-- Exercise inputs start --

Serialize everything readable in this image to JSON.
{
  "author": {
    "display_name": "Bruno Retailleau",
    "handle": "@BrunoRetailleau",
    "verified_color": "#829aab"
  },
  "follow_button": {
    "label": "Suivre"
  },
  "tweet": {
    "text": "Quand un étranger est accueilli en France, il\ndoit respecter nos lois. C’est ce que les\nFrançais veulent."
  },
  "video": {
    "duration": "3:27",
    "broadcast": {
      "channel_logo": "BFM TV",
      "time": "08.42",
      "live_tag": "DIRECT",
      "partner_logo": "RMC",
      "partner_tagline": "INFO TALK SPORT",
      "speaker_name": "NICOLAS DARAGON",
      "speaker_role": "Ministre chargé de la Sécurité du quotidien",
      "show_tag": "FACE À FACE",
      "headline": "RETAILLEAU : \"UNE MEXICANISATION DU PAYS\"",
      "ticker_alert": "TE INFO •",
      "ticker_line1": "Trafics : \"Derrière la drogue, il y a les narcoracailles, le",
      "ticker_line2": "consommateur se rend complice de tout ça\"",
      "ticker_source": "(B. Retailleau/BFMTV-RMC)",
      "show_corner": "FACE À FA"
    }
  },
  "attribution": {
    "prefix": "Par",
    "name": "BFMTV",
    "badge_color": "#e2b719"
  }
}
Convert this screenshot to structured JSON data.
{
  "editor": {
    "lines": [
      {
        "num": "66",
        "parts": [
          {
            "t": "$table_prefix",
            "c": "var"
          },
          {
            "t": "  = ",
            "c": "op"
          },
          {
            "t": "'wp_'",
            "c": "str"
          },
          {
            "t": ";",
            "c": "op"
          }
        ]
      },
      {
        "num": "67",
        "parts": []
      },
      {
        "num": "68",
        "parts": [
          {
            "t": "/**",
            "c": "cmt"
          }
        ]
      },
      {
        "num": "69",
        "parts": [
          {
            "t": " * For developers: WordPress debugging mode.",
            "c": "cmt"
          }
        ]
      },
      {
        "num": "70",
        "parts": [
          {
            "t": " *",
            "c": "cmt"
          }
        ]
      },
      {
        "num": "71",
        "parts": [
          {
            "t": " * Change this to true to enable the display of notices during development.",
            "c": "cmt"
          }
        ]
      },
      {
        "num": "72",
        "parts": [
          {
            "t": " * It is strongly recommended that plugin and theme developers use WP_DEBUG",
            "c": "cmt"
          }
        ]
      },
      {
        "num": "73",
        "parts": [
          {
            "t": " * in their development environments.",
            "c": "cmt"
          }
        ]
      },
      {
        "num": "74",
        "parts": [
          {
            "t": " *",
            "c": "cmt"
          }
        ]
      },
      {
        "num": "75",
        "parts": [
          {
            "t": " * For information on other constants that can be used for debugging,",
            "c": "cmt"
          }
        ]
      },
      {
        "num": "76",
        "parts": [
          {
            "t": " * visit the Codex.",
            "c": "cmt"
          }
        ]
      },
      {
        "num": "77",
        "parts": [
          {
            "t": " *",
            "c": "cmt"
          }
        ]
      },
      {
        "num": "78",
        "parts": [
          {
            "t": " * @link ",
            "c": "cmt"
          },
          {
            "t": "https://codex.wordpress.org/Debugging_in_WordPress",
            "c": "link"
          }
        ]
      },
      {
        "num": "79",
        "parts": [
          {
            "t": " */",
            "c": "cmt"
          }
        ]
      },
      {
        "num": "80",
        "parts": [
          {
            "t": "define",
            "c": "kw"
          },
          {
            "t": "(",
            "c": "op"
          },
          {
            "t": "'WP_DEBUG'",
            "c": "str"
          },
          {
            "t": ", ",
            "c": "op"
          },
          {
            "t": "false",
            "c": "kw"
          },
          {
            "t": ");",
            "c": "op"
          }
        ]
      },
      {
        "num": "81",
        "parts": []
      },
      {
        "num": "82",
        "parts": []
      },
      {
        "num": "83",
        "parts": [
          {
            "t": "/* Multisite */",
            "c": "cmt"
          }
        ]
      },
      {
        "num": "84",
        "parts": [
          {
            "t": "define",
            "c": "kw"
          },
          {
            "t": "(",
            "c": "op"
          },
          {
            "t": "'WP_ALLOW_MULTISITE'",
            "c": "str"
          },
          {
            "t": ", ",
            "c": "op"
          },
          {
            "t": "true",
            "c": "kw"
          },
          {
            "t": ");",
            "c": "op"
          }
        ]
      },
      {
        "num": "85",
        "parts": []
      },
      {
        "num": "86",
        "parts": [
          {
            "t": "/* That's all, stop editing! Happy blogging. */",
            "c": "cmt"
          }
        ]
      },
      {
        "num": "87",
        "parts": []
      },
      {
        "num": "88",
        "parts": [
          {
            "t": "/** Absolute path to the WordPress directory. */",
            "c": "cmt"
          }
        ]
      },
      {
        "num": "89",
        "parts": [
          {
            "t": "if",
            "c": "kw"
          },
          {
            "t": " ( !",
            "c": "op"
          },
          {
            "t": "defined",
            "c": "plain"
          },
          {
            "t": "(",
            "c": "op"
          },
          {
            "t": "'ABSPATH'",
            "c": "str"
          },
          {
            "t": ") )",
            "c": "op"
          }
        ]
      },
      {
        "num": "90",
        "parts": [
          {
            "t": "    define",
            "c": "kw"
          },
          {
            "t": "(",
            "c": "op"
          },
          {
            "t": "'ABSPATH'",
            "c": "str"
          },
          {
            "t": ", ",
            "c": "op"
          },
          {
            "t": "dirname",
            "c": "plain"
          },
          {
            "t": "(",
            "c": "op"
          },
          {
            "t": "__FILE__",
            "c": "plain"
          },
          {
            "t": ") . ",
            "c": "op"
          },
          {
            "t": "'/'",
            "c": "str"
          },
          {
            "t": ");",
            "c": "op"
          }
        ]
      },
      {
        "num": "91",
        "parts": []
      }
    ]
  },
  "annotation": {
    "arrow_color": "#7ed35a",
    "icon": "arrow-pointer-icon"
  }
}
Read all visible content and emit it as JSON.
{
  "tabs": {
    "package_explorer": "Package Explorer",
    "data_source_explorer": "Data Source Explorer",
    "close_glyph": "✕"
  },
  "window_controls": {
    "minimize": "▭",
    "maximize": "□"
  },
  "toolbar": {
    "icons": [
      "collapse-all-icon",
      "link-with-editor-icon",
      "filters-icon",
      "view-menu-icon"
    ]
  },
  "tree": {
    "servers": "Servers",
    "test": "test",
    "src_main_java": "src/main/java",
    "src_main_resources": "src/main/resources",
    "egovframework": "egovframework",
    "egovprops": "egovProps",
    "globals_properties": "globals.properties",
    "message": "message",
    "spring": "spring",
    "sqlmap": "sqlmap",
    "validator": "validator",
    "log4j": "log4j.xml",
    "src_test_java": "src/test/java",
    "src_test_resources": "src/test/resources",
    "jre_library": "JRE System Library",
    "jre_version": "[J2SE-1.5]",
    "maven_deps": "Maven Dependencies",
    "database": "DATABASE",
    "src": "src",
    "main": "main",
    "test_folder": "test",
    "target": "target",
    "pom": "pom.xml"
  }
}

-- Exercise inputs end --

| Set exercise |
Copy out each record, keeping every word as it is.

| Written solution |
Serialize everything readable in this image to JSON.
{
  "author": {
    "display_name": "Bruno Retailleau",
    "handle": "@BrunoRetailleau",
    "verified_color": "#829aab"
  },
  "follow_button": {
    "label": "Suivre"
  },
  "tweet": {
    "text": "Quand un étranger est accueilli en France, il\ndoit respecter nos lois. C’est ce que les\nFrançais veulent."
  },
  "video": {
    "duration": "3:27",
    "broadcast": {
      "channel_logo": "BFM TV",
      "time": "08.42",
      "live_tag": "DIRECT",
      "partner_logo": "RMC",
      "partner_tagline": "INFO TALK SPORT",
      "speaker_name": "NICOLAS DARAGON",
      "speaker_role": "Ministre chargé de la Sécurité du quotidien",
      "show_tag": "FACE À FACE",
      "headline": "RETAILLEAU : \"UNE MEXICANISATION DU PAYS\"",
      "ticker_alert": "TE INFO •",
      "ticker_line1": "Trafics : \"Derrière la drogue, il y a les narcoracailles, le",
      "ticker_line2": "consommateur se rend complice de tout ça\"",
      "ticker_source": "(B. Retailleau/BFMTV-RMC)",
      "show_corner": "FACE À FA"
    }
  },
  "attribution": {
    "prefix": "Par",
    "name": "BFMTV",
    "badge_color": "#e2b719"
  }
}
Convert this screenshot to structured JSON data.
{
  "editor": {
    "lines": [
      {
        "num": "66",
        "parts": [
          {
            "t": "$table_prefix",
            "c": "var"
          },
          {
            "t": "  = ",
            "c": "op"
          },
          {
            "t": "'wp_'",
            "c": "str"
          },
          {
            "t": ";",
            "c": "op"
          }
        ]
      },
      {
        "num": "67",
        "parts": []
      },
      {
        "num": "68",
        "parts": [
          {
            "t": "/**",
            "c": "cmt"
          }
        ]
      },
      {
        "num": "69",
        "parts": [
          {
            "t": " * For developers: WordPress debugging mode.",
            "c": "cmt"
          }
        ]
      },
      {
        "num": "70",
        "parts": [
          {
            "t": " *",
            "c": "cmt"
          }
        ]
      },
      {
        "num": "71",
        "parts": [
          {
            "t": " * Change this to true to enable the display of notices during development.",
            "c": "cmt"
          }
        ]
      },
      {
        "num": "72",
        "parts": [
          {
            "t": " * It is strongly recommended that plugin and theme developers use WP_DEBUG",
            "c": "cmt"
          }
        ]
      },
      {
        "num": "73",
        "parts": [
          {
            "t": " * in their development environments.",
            "c": "cmt"
          }
        ]
      },
      {
        "num": "74",
        "parts": [
          {
            "t": " *",
            "c": "cmt"
          }
        ]
      },
      {
        "num": "75",
        "parts": [
          {
            "t": " * For information on other constants that can be used for debugging,",
            "c": "cmt"
          }
        ]
      },
      {
        "num": "76",
        "parts": [
          {
            "t": " * visit the Codex.",
            "c": "cmt"
          }
        ]
      },
      {
        "num": "77",
        "parts": [
          {
            "t": " *",
            "c": "cmt"
          }
        ]
      },
      {
        "num": "78",
        "parts": [
          {
            "t": " * @link ",
            "c": "cmt"
          },
          {
            "t": "https://codex.wordpress.org/Debugging_in_WordPress",
            "c": "link"
          }
        ]
      },
      {
        "num": "79",
        "parts": [
          {
            "t": " */",
            "c": "cmt"
          }
        ]
      },
      {
        "num": "80",
        "parts": [
          {
            "t": "define",
            "c": "kw"
          },
          {
            "t": "(",
            "c": "op"
          },
          {
            "t": "'WP_DEBUG'",
            "c": "str"
          },
          {
            "t": ", ",
            "c": "op"
          },
          {
            "t": "false",
            "c": "kw"
          },
          {
            "t": ");",
            "c": "op"
          }
        ]
      },
      {
        "num": "81",
        "parts": []
      },
      {
        "num": "82",
        "parts": []
      },
      {
        "num": "83",
        "parts": [
          {
            "t": "/* Multisite */",
            "c": "cmt"
          }
        ]
      },
      {
        "num": "84",
        "parts": [
          {
            "t": "define",
            "c": "kw"
          },
          {
            "t": "(",
            "c": "op"
          },
          {
            "t": "'WP_ALLOW_MULTISITE'",
            "c": "str"
          },
          {
            "t": ", ",
            "c": "op"
          },
          {
            "t": "true",
            "c": "kw"
          },
          {
            "t": ");",
            "c": "op"
          }
        ]
      },
      {
        "num": "85",
        "parts": []
      },
      {
        "num": "86",
        "parts": [
          {
            "t": "/* That's all, stop editing! Happy blogging. */",
            "c": "cmt"
          }
        ]
      },
      {
        "num": "87",
        "parts": []
      },
      {
        "num": "88",
        "parts": [
          {
            "t": "/** Absolute path to the WordPress directory. */",
            "c": "cmt"
          }
        ]
      },
      {
        "num": "89",
        "parts": [
          {
            "t": "if",
            "c": "kw"
          },
          {
            "t": " ( !",
            "c": "op"
          },
          {
            "t": "defined",
            "c": "plain"
          },
          {
            "t": "(",
            "c": "op"
          },
          {
            "t": "'ABSPATH'",
            "c": "str"
          },
          {
            "t": ") )",
            "c": "op"
          }
        ]
      },
      {
        "num": "90",
        "parts": [
          {
            "t": "    define",
            "c": "kw"
          },
          {
            "t": "(",
            "c": "op"
          },
          {
            "t": "'ABSPATH'",
            "c": "str"
          },
          {
            "t": ", ",
            "c": "op"
          },
          {
            "t": "dirname",
            "c": "plain"
          },
          {
            "t": "(",
            "c": "op"
          },
          {
            "t": "__FILE__",
            "c": "plain"
          },
          {
            "t": ") . ",
            "c": "op"
          },
          {
            "t": "'/'",
            "c": "str"
          },
          {
            "t": ");",
            "c": "op"
          }
        ]
      },
      {
        "num": "91",
        "parts": []
      }
    ]
  },
  "annotation": {
    "arrow_color": "#7ed35a",
    "icon": "arrow-pointer-icon"
  }
}
Read all visible content and emit it as JSON.
{
  "tabs": {
    "package_explorer": "Package Explorer",
    "data_source_explorer": "Data Source Explorer",
    "close_glyph": "✕"
  },
  "window_controls": {
    "minimize": "▭",
    "maximize": "□"
  },
  "toolbar": {
    "icons": [
      "collapse-all-icon",
      "link-with-editor-icon",
      "filters-icon",
      "view-menu-icon"
    ]
  },
  "tree": {
    "servers": "Servers",
    "test": "test",
    "src_main_java": "src/main/java",
    "src_main_resources": "src/main/resources",
    "egovframework": "egovframework",
    "egovprops": "egovProps",
    "globals_properties": "globals.properties",
    "message": "message",
    "spring": "spring",
    "sqlmap": "sqlmap",
    "validator": "validator",
    "log4j": "log4j.xml",
    "src_test_java": "src/test/java",
    "src_test_resources": "src/test/resources",
    "jre_library": "JRE System Library",
    "jre_version": "[J2SE-1.5]",
    "maven_deps": "Maven Dependencies",
    "database": "DATABASE",
    "src": "src",
    "main": "main",
    "test_folder": "test",
    "target": "target",
    "pom": "pom.xml"
  }
}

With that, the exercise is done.